OBJECTIVE = Reproduce the entries in full, with no changes.

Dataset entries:
■ ■ ■ ■ ■
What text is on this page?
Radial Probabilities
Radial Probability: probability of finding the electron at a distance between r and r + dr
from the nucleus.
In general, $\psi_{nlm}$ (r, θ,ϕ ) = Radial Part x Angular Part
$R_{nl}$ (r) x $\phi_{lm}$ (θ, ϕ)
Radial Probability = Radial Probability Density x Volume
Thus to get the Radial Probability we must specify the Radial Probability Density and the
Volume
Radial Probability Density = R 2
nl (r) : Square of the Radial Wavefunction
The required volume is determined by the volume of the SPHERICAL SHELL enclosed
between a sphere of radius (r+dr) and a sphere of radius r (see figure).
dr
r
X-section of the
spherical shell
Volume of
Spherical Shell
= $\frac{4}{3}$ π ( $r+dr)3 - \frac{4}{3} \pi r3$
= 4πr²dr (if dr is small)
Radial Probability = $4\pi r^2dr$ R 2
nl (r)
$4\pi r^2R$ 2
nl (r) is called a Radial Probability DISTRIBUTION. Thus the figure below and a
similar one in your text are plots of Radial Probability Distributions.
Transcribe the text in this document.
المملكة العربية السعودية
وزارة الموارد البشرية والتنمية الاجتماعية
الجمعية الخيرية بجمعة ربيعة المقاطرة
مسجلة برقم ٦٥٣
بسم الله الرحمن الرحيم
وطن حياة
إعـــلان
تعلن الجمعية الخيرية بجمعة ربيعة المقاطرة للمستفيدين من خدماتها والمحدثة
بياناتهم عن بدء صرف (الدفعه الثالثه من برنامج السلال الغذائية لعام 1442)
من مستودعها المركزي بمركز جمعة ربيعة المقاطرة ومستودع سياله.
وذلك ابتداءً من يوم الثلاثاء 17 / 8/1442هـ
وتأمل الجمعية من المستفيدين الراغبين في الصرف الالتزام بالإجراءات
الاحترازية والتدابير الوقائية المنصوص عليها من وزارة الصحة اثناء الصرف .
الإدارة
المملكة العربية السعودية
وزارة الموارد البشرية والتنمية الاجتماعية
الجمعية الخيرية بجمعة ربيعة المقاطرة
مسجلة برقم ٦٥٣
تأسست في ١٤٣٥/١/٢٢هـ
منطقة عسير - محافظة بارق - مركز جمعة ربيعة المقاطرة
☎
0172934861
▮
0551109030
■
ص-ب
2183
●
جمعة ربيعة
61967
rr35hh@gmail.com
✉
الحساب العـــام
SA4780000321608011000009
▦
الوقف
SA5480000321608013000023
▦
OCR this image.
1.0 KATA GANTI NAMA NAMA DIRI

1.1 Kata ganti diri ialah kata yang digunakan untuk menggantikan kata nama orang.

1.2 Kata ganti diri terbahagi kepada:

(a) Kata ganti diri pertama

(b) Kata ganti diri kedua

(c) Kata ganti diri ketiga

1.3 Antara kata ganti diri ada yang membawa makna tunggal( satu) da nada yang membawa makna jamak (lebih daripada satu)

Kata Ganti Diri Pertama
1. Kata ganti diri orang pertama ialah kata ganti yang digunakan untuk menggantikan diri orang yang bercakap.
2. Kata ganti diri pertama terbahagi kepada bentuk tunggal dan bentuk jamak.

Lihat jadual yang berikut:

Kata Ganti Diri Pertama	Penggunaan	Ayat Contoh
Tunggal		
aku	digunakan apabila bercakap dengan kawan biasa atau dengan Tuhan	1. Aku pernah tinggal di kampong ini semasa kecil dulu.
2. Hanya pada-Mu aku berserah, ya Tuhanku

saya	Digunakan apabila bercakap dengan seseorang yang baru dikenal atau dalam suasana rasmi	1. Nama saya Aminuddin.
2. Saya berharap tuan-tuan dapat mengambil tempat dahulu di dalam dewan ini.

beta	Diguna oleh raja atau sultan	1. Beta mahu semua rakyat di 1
■ ■ ■ ■ ■
EXERCISE RESPONSE =
What text is on this page?
Radial Probabilities
Radial Probability: probability of finding the electron at a distance between r and r + dr
from the nucleus.
In general, $\psi_{nlm}$ (r, θ,ϕ ) = Radial Part x Angular Part
$R_{nl}$ (r) x $\phi_{lm}$ (θ, ϕ)
Radial Probability = Radial Probability Density x Volume
Thus to get the Radial Probability we must specify the Radial Probability Density and the
Volume
Radial Probability Density = R 2
nl (r) : Square of the Radial Wavefunction
The required volume is determined by the volume of the SPHERICAL SHELL enclosed
between a sphere of radius (r+dr) and a sphere of radius r (see figure).
dr
r
X-section of the
spherical shell
Volume of
Spherical Shell
= $\frac{4}{3}$ π ( $r+dr)3 - \frac{4}{3} \pi r3$
= 4πr²dr (if dr is small)
Radial Probability = $4\pi r^2dr$ R 2
nl (r)
$4\pi r^2R$ 2
nl (r) is called a Radial Probability DISTRIBUTION. Thus the figure below and a
similar one in your text are plots of Radial Probability Distributions.
Transcribe the text in this document.
المملكة العربية السعودية
وزارة الموارد البشرية والتنمية الاجتماعية
الجمعية الخيرية بجمعة ربيعة المقاطرة
مسجلة برقم ٦٥٣
بسم الله الرحمن الرحيم
وطن حياة
إعـــلان
تعلن الجمعية الخيرية بجمعة ربيعة المقاطرة للمستفيدين من خدماتها والمحدثة
بياناتهم عن بدء صرف (الدفعه الثالثه من برنامج السلال الغذائية لعام 1442)
من مستودعها المركزي بمركز جمعة ربيعة المقاطرة ومستودع سياله.
وذلك ابتداءً من يوم الثلاثاء 17 / 8/1442هـ
وتأمل الجمعية من المستفيدين الراغبين في الصرف الالتزام بالإجراءات
الاحترازية والتدابير الوقائية المنصوص عليها من وزارة الصحة اثناء الصرف .
الإدارة
المملكة العربية السعودية
وزارة الموارد البشرية والتنمية الاجتماعية
الجمعية الخيرية بجمعة ربيعة المقاطرة
مسجلة برقم ٦٥٣
تأسست في ١٤٣٥/١/٢٢هـ
منطقة عسير - محافظة بارق - مركز جمعة ربيعة المقاطرة
☎
0172934861
▮
0551109030
■
ص-ب
2183
●
جمعة ربيعة
61967
rr35hh@gmail.com
✉
الحساب العـــام
SA4780000321608011000009
▦
الوقف
SA5480000321608013000023
▦
OCR this image.
1.0 KATA GANTI NAMA NAMA DIRI

1.1 Kata ganti diri ialah kata yang digunakan untuk menggantikan kata nama orang.

1.2 Kata ganti diri terbahagi kepada:

(a) Kata ganti diri pertama

(b) Kata ganti diri kedua

(c) Kata ganti diri ketiga

1.3 Antara kata ganti diri ada yang membawa makna tunggal( satu) da nada yang membawa makna jamak (lebih daripada satu)

Kata Ganti Diri Pertama
1. Kata ganti diri orang pertama ialah kata ganti yang digunakan untuk menggantikan diri orang yang bercakap.
2. Kata ganti diri pertama terbahagi kepada bentuk tunggal dan bentuk jamak.

Lihat jadual yang berikut:

Kata Ganti Diri Pertama	Penggunaan	Ayat Contoh
Tunggal		
aku	digunakan apabila bercakap dengan kawan biasa atau dengan Tuhan	1. Aku pernah tinggal di kampong ini semasa kecil dulu.
2. Hanya pada-Mu aku berserah, ya Tuhanku

saya	Digunakan apabila bercakap dengan seseorang yang baru dikenal atau dalam suasana rasmi	1. Nama saya Aminuddin.
2. Saya berharap tuan-tuan dapat mengambil tempat dahulu di dalam dewan ini.

beta	Diguna oleh raja atau sultan	1. Beta mahu semua rakyat di 1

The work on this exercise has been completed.